»»

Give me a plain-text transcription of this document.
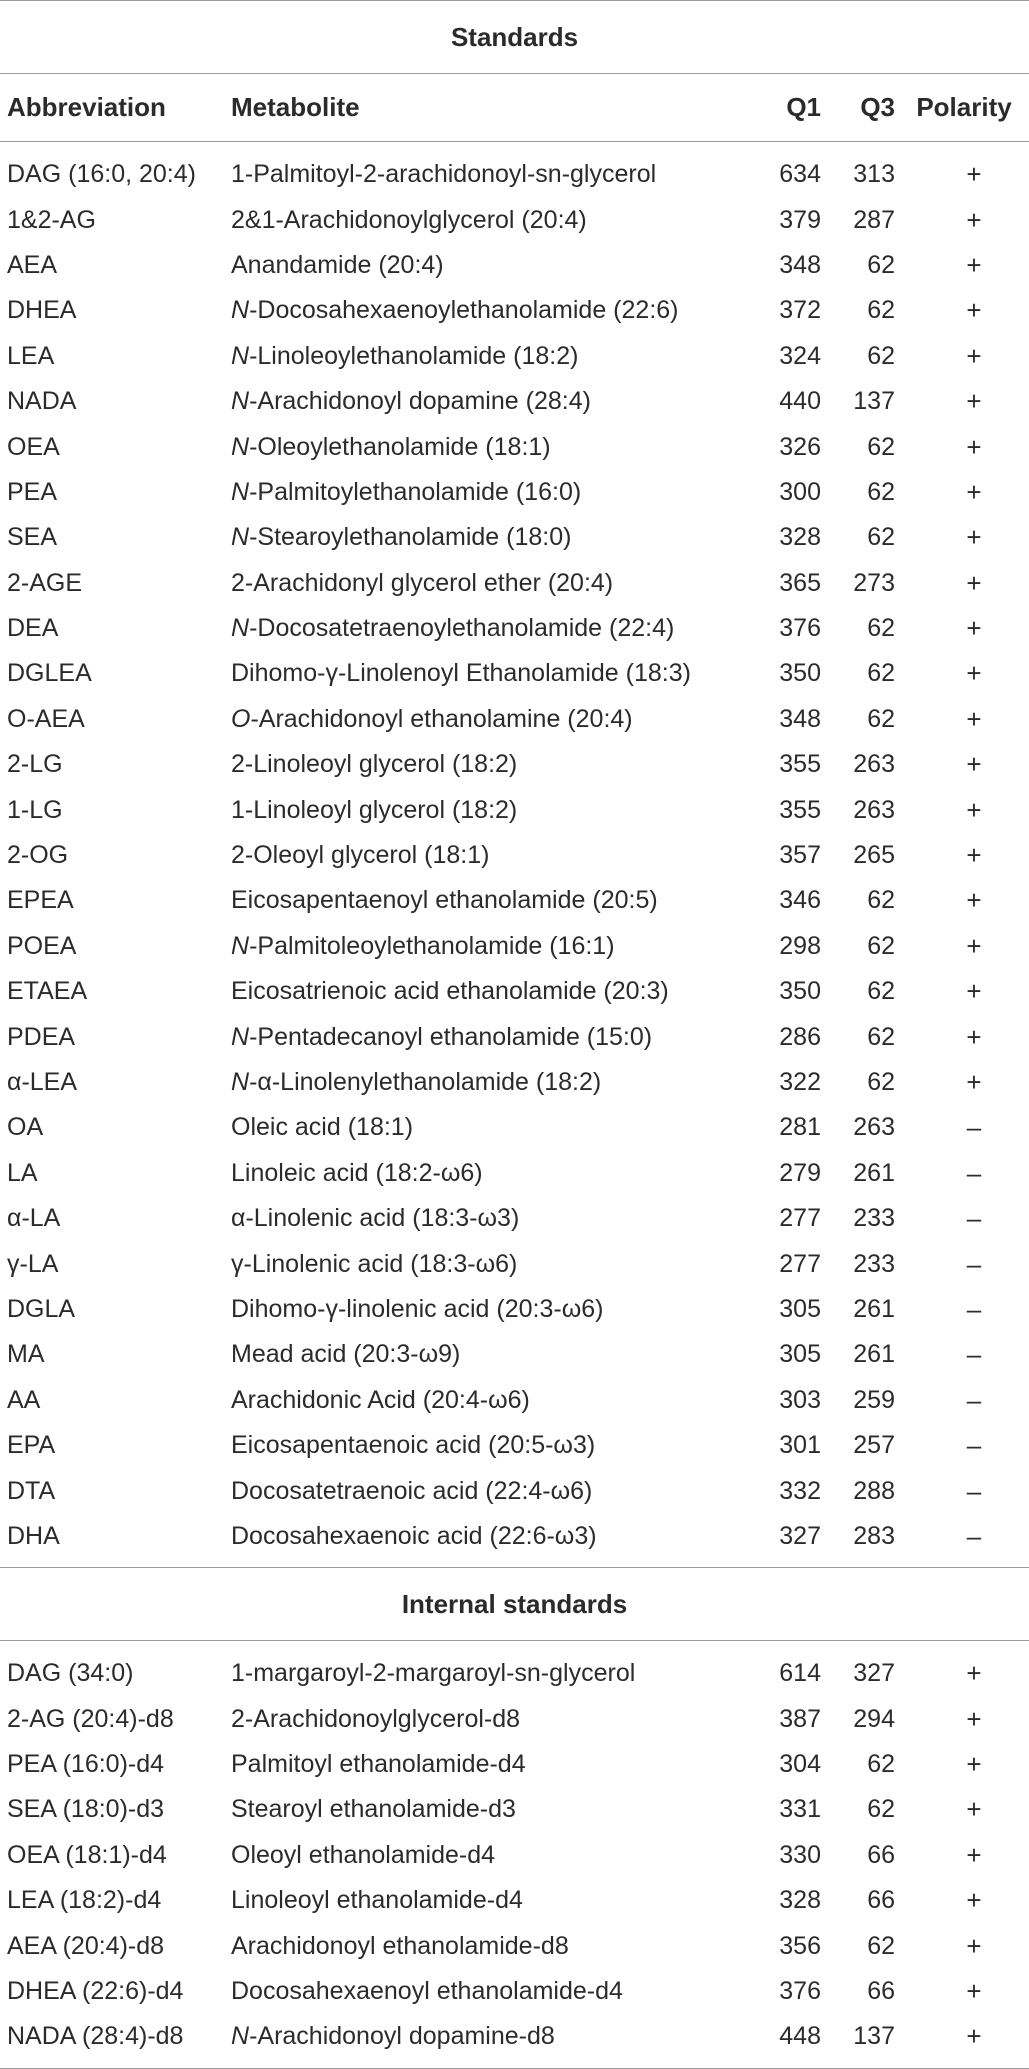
Standards				
Abbreviation	Metabolite	Q1	Q3	Polarity
DAG (16:0, 20:4)	1-Palmitoyl-2-arachidonoyl-sn-glycerol	634	313	+
1&2-AG	2&1-Arachidonoylglycerol (20:4)	379	287	+
AEA	Anandamide (20:4)	348	62	+
DHEA	N-Docosahexaenoylethanolamide (22:6)	372	62	+
LEA	N-Linoleoylethanolamide (18:2)	324	62	+
NADA	N-Arachidonoyl dopamine (28:4)	440	137	+
OEA	N-Oleoylethanolamide (18:1)	326	62	+
PEA	N-Palmitoylethanolamide (16:0)	300	62	+
SEA	N-Stearoylethanolamide (18:0)	328	62	+
2-AGE	2-Arachidonyl glycerol ether (20:4)	365	273	+
DEA	N-Docosatetraenoylethanolamide (22:4)	376	62	+
DGLEA	Dihomo-γ-Linolenoyl Ethanolamide (18:3)	350	62	+
O-AEA	O-Arachidonoyl ethanolamine (20:4)	348	62	+
2-LG	2-Linoleoyl glycerol (18:2)	355	263	+
1-LG	1-Linoleoyl glycerol (18:2)	355	263	+
2-OG	2-Oleoyl glycerol (18:1)	357	265	+
EPEA	Eicosapentaenoyl ethanolamide (20:5)	346	62	+
POEA	N-Palmitoleoylethanolamide (16:1)	298	62	+
ETAEA	Eicosatrienoic acid ethanolamide (20:3)	350	62	+
PDEA	N-Pentadecanoyl ethanolamide (15:0)	286	62	+
α-LEA	N-α-Linolenylethanolamide (18:2)	322	62	+
OA	Oleic acid (18:1)	281	263	–
LA	Linoleic acid (18:2-ω6)	279	261	–
α-LA	α-Linolenic acid (18:3-ω3)	277	233	–
γ-LA	γ-Linolenic acid (18:3-ω6)	277	233	–
DGLA	Dihomo-γ-linolenic acid (20:3-ω6)	305	261	–
MA	Mead acid (20:3-ω9)	305	261	–
AA	Arachidonic Acid (20:4-ω6)	303	259	–
EPA	Eicosapentaenoic acid (20:5-ω3)	301	257	–
DTA	Docosatetraenoic acid (22:4-ω6)	332	288	–
DHA	Docosahexaenoic acid (22:6-ω3)	327	283	–
Internal standards				
DAG (34:0)	1-margaroyl-2-margaroyl-sn-glycerol	614	327	+
2-AG (20:4)-d8	2-Arachidonoylglycerol-d8	387	294	+
PEA (16:0)-d4	Palmitoyl ethanolamide-d4	304	62	+
SEA (18:0)-d3	Stearoyl ethanolamide-d3	331	62	+
OEA (18:1)-d4	Oleoyl ethanolamide-d4	330	66	+
LEA (18:2)-d4	Linoleoyl ethanolamide-d4	328	66	+
AEA (20:4)-d8	Arachidonoyl ethanolamide-d8	356	62	+
DHEA (22:6)-d4	Docosahexaenoyl ethanolamide-d4	376	66	+
NADA (28:4)-d8	N-Arachidonoyl dopamine-d8	448	137	+
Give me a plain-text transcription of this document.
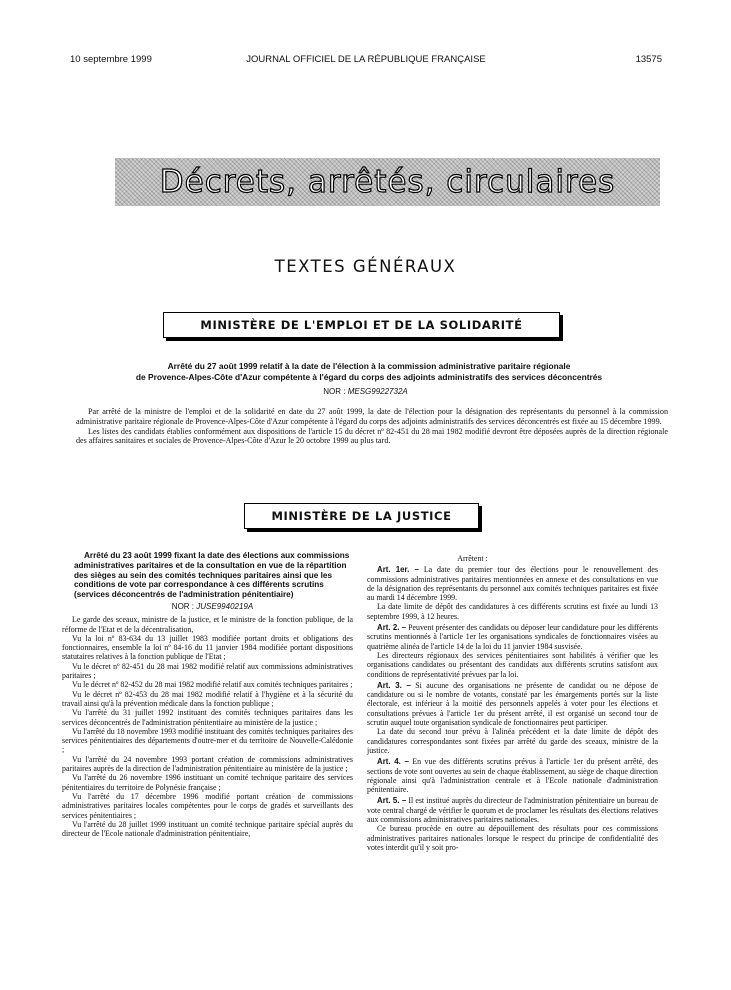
10 septembre 1999	JOURNAL OFFICIEL DE LA RÉPUBLIQUE FRANÇAISE	13575
Décrets, arrêtés, circulaires
TEXTES GÉNÉRAUX
MINISTÈRE DE L'EMPLOI ET DE LA SOLIDARITÉ
Arrêté du 27 août 1999 relatif à la date de l'élection à la commission administrative paritaire régionale
de Provence-Alpes-Côte d'Azur compétente à l'égard du corps des adjoints administratifs des services déconcentrés
NOR : MESG9922732A

Par arrêté de la ministre de l'emploi et de la solidarité en date du 27 août 1999, la date de l'élection pour la désignation des représentants du personnel à la commission administrative paritaire régionale de Provence-Alpes-Côte d'Azur compétente à l'égard du corps des adjoints administratifs des services déconcentrés est fixée au 15 décembre 1999.

Les listes des candidats établies conformément aux dispositions de l'article 15 du décret nº 82-451 du 28 mai 1982 modifié devront être déposées auprès de la direction régionale des affaires sanitaires et sociales de Provence-Alpes-Côte d'Azur le 20 octobre 1999 au plus tard.

MINISTÈRE DE LA JUSTICE

Arrêté du 23 août 1999 fixant la date des élections aux commissions administratives paritaires et de la consultation en vue de la répartition des sièges au sein des comités techniques paritaires ainsi que les conditions de vote par correspondance à ces différents scrutins (services déconcentrés de l'administration pénitentiaire)

NOR : JUSE9940219A

Le garde des sceaux, ministre de la justice, et le ministre de la fonction publique, de la réforme de l'Etat et de la décentralisation,

Vu la loi nº 83-634 du 13 juillet 1983 modifiée portant droits et obligations des fonctionnaires, ensemble la loi nº 84-16 du 11 janvier 1984 modifiée portant dispositions statutaires relatives à la fonction publique de l'Etat ;

Vu le décret nº 82-451 du 28 mai 1982 modifié relatif aux commissions administratives paritaires ;

Vu le décret nº 82-452 du 28 mai 1982 modifié relatif aux comités techniques paritaires ;

Vu le décret nº 82-453 du 28 mai 1982 modifié relatif à l'hygiène et à la sécurité du travail ainsi qu'à la prévention médicale dans la fonction publique ;

Vu l'arrêté du 31 juillet 1992 instituant des comités techniques paritaires dans les services déconcentrés de l'administration pénitentiaire au ministère de la justice ;

Vu l'arrêté du 18 novembre 1993 modifié instituant des comités techniques paritaires des services pénitentiaires des départements d'outre-mer et du territoire de Nouvelle-Calédonie ;

Vu l'arrêté du 24 novembre 1993 portant création de commissions administratives paritaires auprès de la direction de l'administration pénitentiaire au ministère de la justice ;

Vu l'arrêté du 26 novembre 1996 instituant un comité technique paritaire des services pénitentiaires du territoire de Polynésie française ;

Vu l'arrêté du 17 décembre 1996 modifié portant création de commissions administratives paritaires locales compétentes pour le corps de gradés et surveillants des services pénitentiaires ;

Vu l'arrêté du 28 juillet 1999 instituant un comité technique paritaire spécial auprès du directeur de l'Ecole nationale d'administration pénitentiaire,

Arrêtent :

Art. 1er. – La date du premier tour des élections pour le renouvellement des commissions administratives paritaires mentionnées en annexe et des consultations en vue de la désignation des représentants du personnel aux comités techniques paritaires est fixée au mardi 14 décembre 1999.

La date limite de dépôt des candidatures à ces différents scrutins est fixée au lundi 13 septembre 1999, à 12 heures.

Art. 2. – Peuvent présenter des candidats ou déposer leur candidature pour les différents scrutins mentionnés à l'article 1er les organisations syndicales de fonctionnaires visées au quatrième alinéa de l'article 14 de la loi du 11 janvier 1984 susvisée.

Les directeurs régionaux des services pénitentiaires sont habilités à vérifier que les organisations candidates ou présentant des candidats aux différents scrutins satisfont aux conditions de représentativité prévues par la loi.

Art. 3. – Si aucune des organisations ne présente de candidat ou ne dépose de candidature ou si le nombre de votants, constaté par les émargements portés sur la liste électorale, est inférieur à la moitié des personnels appelés à voter pour les élections et consultations prévues à l'article 1er du présent arrêté, il est organisé un second tour de scrutin auquel toute organisation syndicale de fonctionnaires peut participer.

La date du second tour prévu à l'alinéa précédent et la date limite de dépôt des candidatures correspondantes sont fixées par arrêté du garde des sceaux, ministre de la justice.

Art. 4. – En vue des différents scrutins prévus à l'article 1er du présent arrêté, des sections de vote sont ouvertes au sein de chaque établissement, au siège de chaque direction régionale ainsi qu'à l'administration centrale et à l'Ecole nationale d'administration pénitentiaire.

Art. 5. – Il est institué auprès du directeur de l'administration pénitentiaire un bureau de vote central chargé de vérifier le quorum et de proclamer les résultats des élections relatives aux commissions administratives paritaires nationales.

Ce bureau procède en outre au dépouillement des résultats pour ces commissions administratives paritaires nationales lorsque le respect du principe de confidentialité des votes interdit qu'il y soit pro-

««

Ignore the images and quote every line of the listing exactly.

Task answer:
Give me a plain-text transcription of this document.
Standards				
Abbreviation	Metabolite	Q1	Q3	Polarity
DAG (16:0, 20:4)	1-Palmitoyl-2-arachidonoyl-sn-glycerol	634	313	+
1&2-AG	2&1-Arachidonoylglycerol (20:4)	379	287	+
AEA	Anandamide (20:4)	348	62	+
DHEA	N-Docosahexaenoylethanolamide (22:6)	372	62	+
LEA	N-Linoleoylethanolamide (18:2)	324	62	+
NADA	N-Arachidonoyl dopamine (28:4)	440	137	+
OEA	N-Oleoylethanolamide (18:1)	326	62	+
PEA	N-Palmitoylethanolamide (16:0)	300	62	+
SEA	N-Stearoylethanolamide (18:0)	328	62	+
2-AGE	2-Arachidonyl glycerol ether (20:4)	365	273	+
DEA	N-Docosatetraenoylethanolamide (22:4)	376	62	+
DGLEA	Dihomo-γ-Linolenoyl Ethanolamide (18:3)	350	62	+
O-AEA	O-Arachidonoyl ethanolamine (20:4)	348	62	+
2-LG	2-Linoleoyl glycerol (18:2)	355	263	+
1-LG	1-Linoleoyl glycerol (18:2)	355	263	+
2-OG	2-Oleoyl glycerol (18:1)	357	265	+
EPEA	Eicosapentaenoyl ethanolamide (20:5)	346	62	+
POEA	N-Palmitoleoylethanolamide (16:1)	298	62	+
ETAEA	Eicosatrienoic acid ethanolamide (20:3)	350	62	+
PDEA	N-Pentadecanoyl ethanolamide (15:0)	286	62	+
α-LEA	N-α-Linolenylethanolamide (18:2)	322	62	+
OA	Oleic acid (18:1)	281	263	–
LA	Linoleic acid (18:2-ω6)	279	261	–
α-LA	α-Linolenic acid (18:3-ω3)	277	233	–
γ-LA	γ-Linolenic acid (18:3-ω6)	277	233	–
DGLA	Dihomo-γ-linolenic acid (20:3-ω6)	305	261	–
MA	Mead acid (20:3-ω9)	305	261	–
AA	Arachidonic Acid (20:4-ω6)	303	259	–
EPA	Eicosapentaenoic acid (20:5-ω3)	301	257	–
DTA	Docosatetraenoic acid (22:4-ω6)	332	288	–
DHA	Docosahexaenoic acid (22:6-ω3)	327	283	–
Internal standards				
DAG (34:0)	1-margaroyl-2-margaroyl-sn-glycerol	614	327	+
2-AG (20:4)-d8	2-Arachidonoylglycerol-d8	387	294	+
PEA (16:0)-d4	Palmitoyl ethanolamide-d4	304	62	+
SEA (18:0)-d3	Stearoyl ethanolamide-d3	331	62	+
OEA (18:1)-d4	Oleoyl ethanolamide-d4	330	66	+
LEA (18:2)-d4	Linoleoyl ethanolamide-d4	328	66	+
AEA (20:4)-d8	Arachidonoyl ethanolamide-d8	356	62	+
DHEA (22:6)-d4	Docosahexaenoyl ethanolamide-d4	376	66	+
NADA (28:4)-d8	N-Arachidonoyl dopamine-d8	448	137	+
Give me a plain-text transcription of this document.
10 septembre 1999	JOURNAL OFFICIEL DE LA RÉPUBLIQUE FRANÇAISE	13575
Décrets, arrêtés, circulaires
TEXTES GÉNÉRAUX
MINISTÈRE DE L'EMPLOI ET DE LA SOLIDARITÉ
Arrêté du 27 août 1999 relatif à la date de l'élection à la commission administrative paritaire régionale
de Provence-Alpes-Côte d'Azur compétente à l'égard du corps des adjoints administratifs des services déconcentrés
NOR : MESG9922732A

Par arrêté de la ministre de l'emploi et de la solidarité en date du 27 août 1999, la date de l'élection pour la désignation des représentants du personnel à la commission administrative paritaire régionale de Provence-Alpes-Côte d'Azur compétente à l'égard du corps des adjoints administratifs des services déconcentrés est fixée au 15 décembre 1999.

Les listes des candidats établies conformément aux dispositions de l'article 15 du décret nº 82-451 du 28 mai 1982 modifié devront être déposées auprès de la direction régionale des affaires sanitaires et sociales de Provence-Alpes-Côte d'Azur le 20 octobre 1999 au plus tard.

MINISTÈRE DE LA JUSTICE

Arrêté du 23 août 1999 fixant la date des élections aux commissions administratives paritaires et de la consultation en vue de la répartition des sièges au sein des comités techniques paritaires ainsi que les conditions de vote par correspondance à ces différents scrutins (services déconcentrés de l'administration pénitentiaire)

NOR : JUSE9940219A

Le garde des sceaux, ministre de la justice, et le ministre de la fonction publique, de la réforme de l'Etat et de la décentralisation,

Vu la loi nº 83-634 du 13 juillet 1983 modifiée portant droits et obligations des fonctionnaires, ensemble la loi nº 84-16 du 11 janvier 1984 modifiée portant dispositions statutaires relatives à la fonction publique de l'Etat ;

Vu le décret nº 82-451 du 28 mai 1982 modifié relatif aux commissions administratives paritaires ;

Vu le décret nº 82-452 du 28 mai 1982 modifié relatif aux comités techniques paritaires ;

Vu le décret nº 82-453 du 28 mai 1982 modifié relatif à l'hygiène et à la sécurité du travail ainsi qu'à la prévention médicale dans la fonction publique ;

Vu l'arrêté du 31 juillet 1992 instituant des comités techniques paritaires dans les services déconcentrés de l'administration pénitentiaire au ministère de la justice ;

Vu l'arrêté du 18 novembre 1993 modifié instituant des comités techniques paritaires des services pénitentiaires des départements d'outre-mer et du territoire de Nouvelle-Calédonie ;

Vu l'arrêté du 24 novembre 1993 portant création de commissions administratives paritaires auprès de la direction de l'administration pénitentiaire au ministère de la justice ;

Vu l'arrêté du 26 novembre 1996 instituant un comité technique paritaire des services pénitentiaires du territoire de Polynésie française ;

Vu l'arrêté du 17 décembre 1996 modifié portant création de commissions administratives paritaires locales compétentes pour le corps de gradés et surveillants des services pénitentiaires ;

Vu l'arrêté du 28 juillet 1999 instituant un comité technique paritaire spécial auprès du directeur de l'Ecole nationale d'administration pénitentiaire,

Arrêtent :

Art. 1er. – La date du premier tour des élections pour le renouvellement des commissions administratives paritaires mentionnées en annexe et des consultations en vue de la désignation des représentants du personnel aux comités techniques paritaires est fixée au mardi 14 décembre 1999.

La date limite de dépôt des candidatures à ces différents scrutins est fixée au lundi 13 septembre 1999, à 12 heures.

Art. 2. – Peuvent présenter des candidats ou déposer leur candidature pour les différents scrutins mentionnés à l'article 1er les organisations syndicales de fonctionnaires visées au quatrième alinéa de l'article 14 de la loi du 11 janvier 1984 susvisée.

Les directeurs régionaux des services pénitentiaires sont habilités à vérifier que les organisations candidates ou présentant des candidats aux différents scrutins satisfont aux conditions de représentativité prévues par la loi.

Art. 3. – Si aucune des organisations ne présente de candidat ou ne dépose de candidature ou si le nombre de votants, constaté par les émargements portés sur la liste électorale, est inférieur à la moitié des personnels appelés à voter pour les élections et consultations prévues à l'article 1er du présent arrêté, il est organisé un second tour de scrutin auquel toute organisation syndicale de fonctionnaires peut participer.

La date du second tour prévu à l'alinéa précédent et la date limite de dépôt des candidatures correspondantes sont fixées par arrêté du garde des sceaux, ministre de la justice.

Art. 4. – En vue des différents scrutins prévus à l'article 1er du présent arrêté, des sections de vote sont ouvertes au sein de chaque établissement, au siège de chaque direction régionale ainsi qu'à l'administration centrale et à l'Ecole nationale d'administration pénitentiaire.

Art. 5. – Il est institué auprès du directeur de l'administration pénitentiaire un bureau de vote central chargé de vérifier le quorum et de proclamer les résultats des élections relatives aux commissions administratives paritaires nationales.

Ce bureau procède en outre au dépouillement des résultats pour ces commissions administratives paritaires nationales lorsque le respect du principe de confidentialité des votes interdit qu'il y soit pro-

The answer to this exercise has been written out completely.